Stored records
═══
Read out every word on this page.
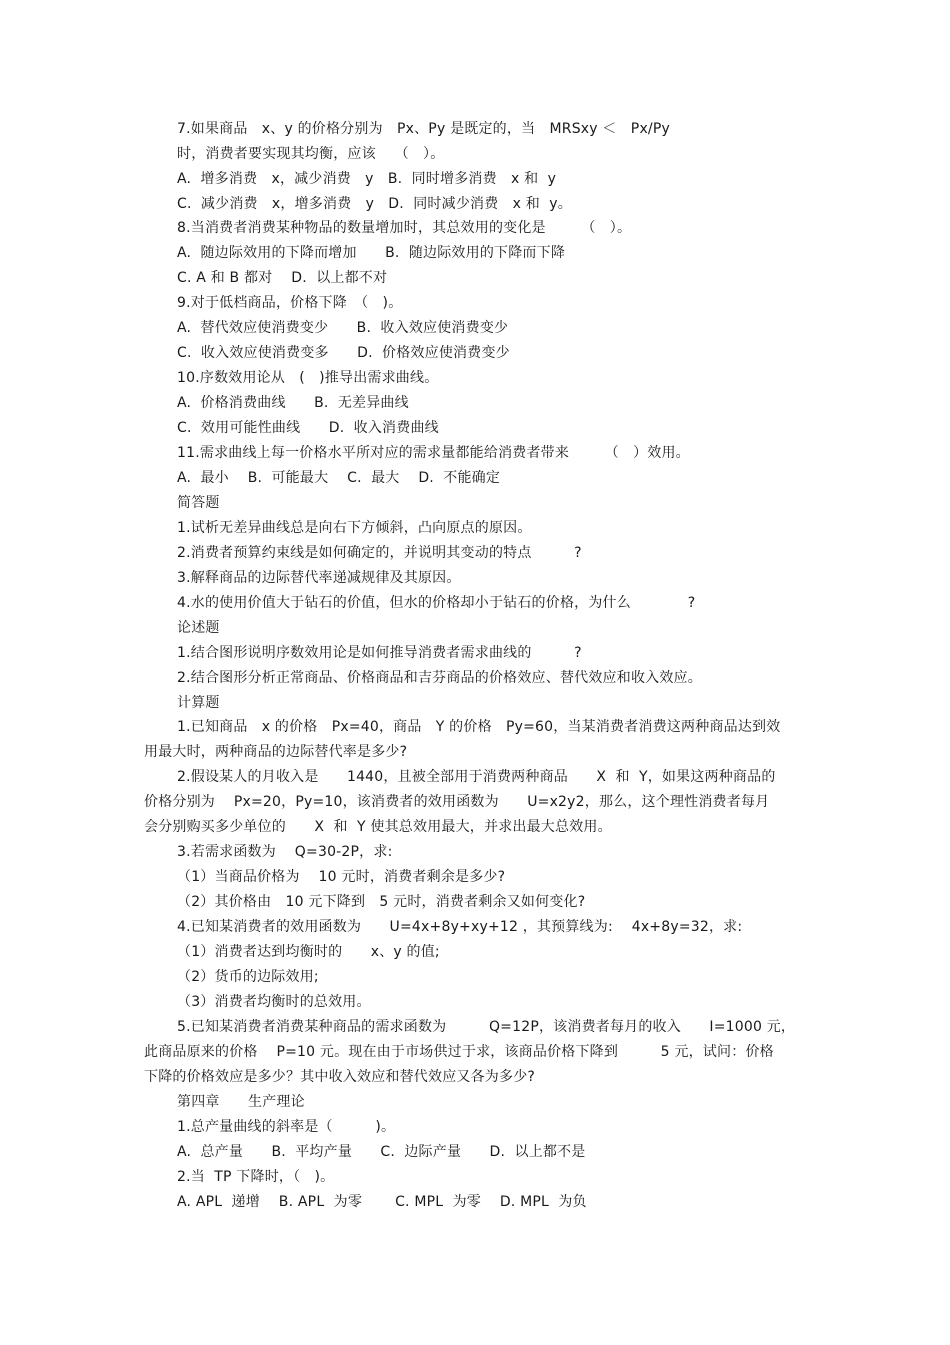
7.如果商品　x、y 的价格分别为　Px、Py 是既定的，当　MRSxy ＜　Px/Py
时，消费者要实现其均衡，应该　 （　）。
A.  增多消费　x，减少消费　y　B.  同时增多消费　x 和  y
C.  减少消费　x，增多消费　y　D.  同时减少消费　x 和  y。
8.当消费者消费某种物品的数量增加时，其总效用的变化是　　　（　）。
A.  随边际效用的下降而增加　　B.  随边际效用的下降而下降
C. A 和 B 都对　 D.  以上都不对
9.对于低档商品，价格下降　（　)。
A.  替代效应使消费变少　　B.  收入效应使消费变少
C.  收入效应使消费变多　　D.  价格效应使消费变少
10.序数效用论从　(　)推导出需求曲线。
A.  价格消费曲线　　B.  无差异曲线
C.  效用可能性曲线　　D.  收入消费曲线
11.需求曲线上每一价格水平所对应的需求量都能给消费者带来　　　（　）效用。
A.  最小　 B.  可能最大　 C.  最大　 D.  不能确定
简答题
1.试析无差异曲线总是向右下方倾斜，凸向原点的原因。
2.消费者预算约束线是如何确定的，并说明其变动的特点　　　?
3.解释商品的边际替代率递减规律及其原因。
4.水的使用价值大于钻石的价值，但水的价格却小于钻石的价格，为什么　　　　?
论述题
1.结合图形说明序数效用论是如何推导消费者需求曲线的　　　?
2.结合图形分析正常商品、价格商品和吉芬商品的价格效应、替代效应和收入效应。
计算题
1.已知商品　x 的价格　Px=40，商品　Y 的价格　Py=60，当某消费者消费这两种商品达到效
用最大时，两种商品的边际替代率是多少?
2.假设某人的月收入是　　1440，且被全部用于消费两种商品　　X  和  Y，如果这两种商品的
价格分别为　 Px=20，Py=10，该消费者的效用函数为　　U=x2y2，那么，这个理性消费者每月
会分别购买多少单位的　　X  和  Y 使其总效用最大，并求出最大总效用。
3.若需求函数为　 Q=30-2P，求:
（1）当商品价格为　 10 元时，消费者剩余是多少?
（2）其价格由　10 元下降到　5 元时，消费者剩余又如何变化?
4.已知某消费者的效用函数为　　U=4x+8y+xy+12 ，其预算线为:　 4x+8y=32，求:
（1）消费者达到均衡时的　　x、y 的值;
（2）货币的边际效用;
（3）消费者均衡时的总效用。
5.已知某消费者消费某种商品的需求函数为　　　Q=12P，该消费者每月的收入　　I=1000 元，
此商品原来的价格　 P=10 元。现在由于市场供过于求，该商品价格下降到　　　5 元，试问：价格
下降的价格效应是多少？其中收入效应和替代效应又各为多少?
第四章　　生产理论
1.总产量曲线的斜率是（　　　)。
A.  总产量　　B.  平均产量　　C.  边际产量　　D.  以上都不是
2.当  TP 下降时，（　)。
A. APL  递增　 B. APL  为零　　 C. MPL  为零　 D. MPL  为负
═══
§ **STATED TASK**
Gather from the data above every line with the string "减少消费".

§ **THE SOLUTION**
A.  增多消费　x，减少消费　y　B.  同时增多消费　x 和  y
C.  减少消费　x，增多消费　y　D.  同时减少消费　x 和  y。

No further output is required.